> _TASK BRIEF_: Quote the entries that follow exactly, leaving none out.

> _INPUT DATA_:
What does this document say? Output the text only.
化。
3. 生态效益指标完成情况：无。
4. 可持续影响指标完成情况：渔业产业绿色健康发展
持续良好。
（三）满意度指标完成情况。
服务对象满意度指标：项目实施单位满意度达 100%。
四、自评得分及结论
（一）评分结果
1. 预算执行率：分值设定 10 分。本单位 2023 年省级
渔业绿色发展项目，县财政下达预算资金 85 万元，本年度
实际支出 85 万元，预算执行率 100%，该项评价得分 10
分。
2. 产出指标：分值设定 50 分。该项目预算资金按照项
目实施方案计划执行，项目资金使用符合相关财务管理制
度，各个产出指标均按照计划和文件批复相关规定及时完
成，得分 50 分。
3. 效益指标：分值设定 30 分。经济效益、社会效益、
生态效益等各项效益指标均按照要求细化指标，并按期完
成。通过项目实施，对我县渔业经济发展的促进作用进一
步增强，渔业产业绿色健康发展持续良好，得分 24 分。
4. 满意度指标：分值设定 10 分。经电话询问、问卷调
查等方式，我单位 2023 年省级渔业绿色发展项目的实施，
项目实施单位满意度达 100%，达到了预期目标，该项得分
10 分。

> _RESPONSE TO THE TASK_:
What does this document say? Output the text only.
化。
3. 生态效益指标完成情况：无。
4. 可持续影响指标完成情况：渔业产业绿色健康发展
持续良好。
（三）满意度指标完成情况。
服务对象满意度指标：项目实施单位满意度达 100%。
四、自评得分及结论
（一）评分结果
1. 预算执行率：分值设定 10 分。本单位 2023 年省级
渔业绿色发展项目，县财政下达预算资金 85 万元，本年度
实际支出 85 万元，预算执行率 100%，该项评价得分 10
分。
2. 产出指标：分值设定 50 分。该项目预算资金按照项
目实施方案计划执行，项目资金使用符合相关财务管理制
度，各个产出指标均按照计划和文件批复相关规定及时完
成，得分 50 分。
3. 效益指标：分值设定 30 分。经济效益、社会效益、
生态效益等各项效益指标均按照要求细化指标，并按期完
成。通过项目实施，对我县渔业经济发展的促进作用进一
步增强，渔业产业绿色健康发展持续良好，得分 24 分。
4. 满意度指标：分值设定 10 分。经电话询问、问卷调
查等方式，我单位 2023 年省级渔业绿色发展项目的实施，
项目实施单位满意度达 100%，达到了预期目标，该项得分
10 分。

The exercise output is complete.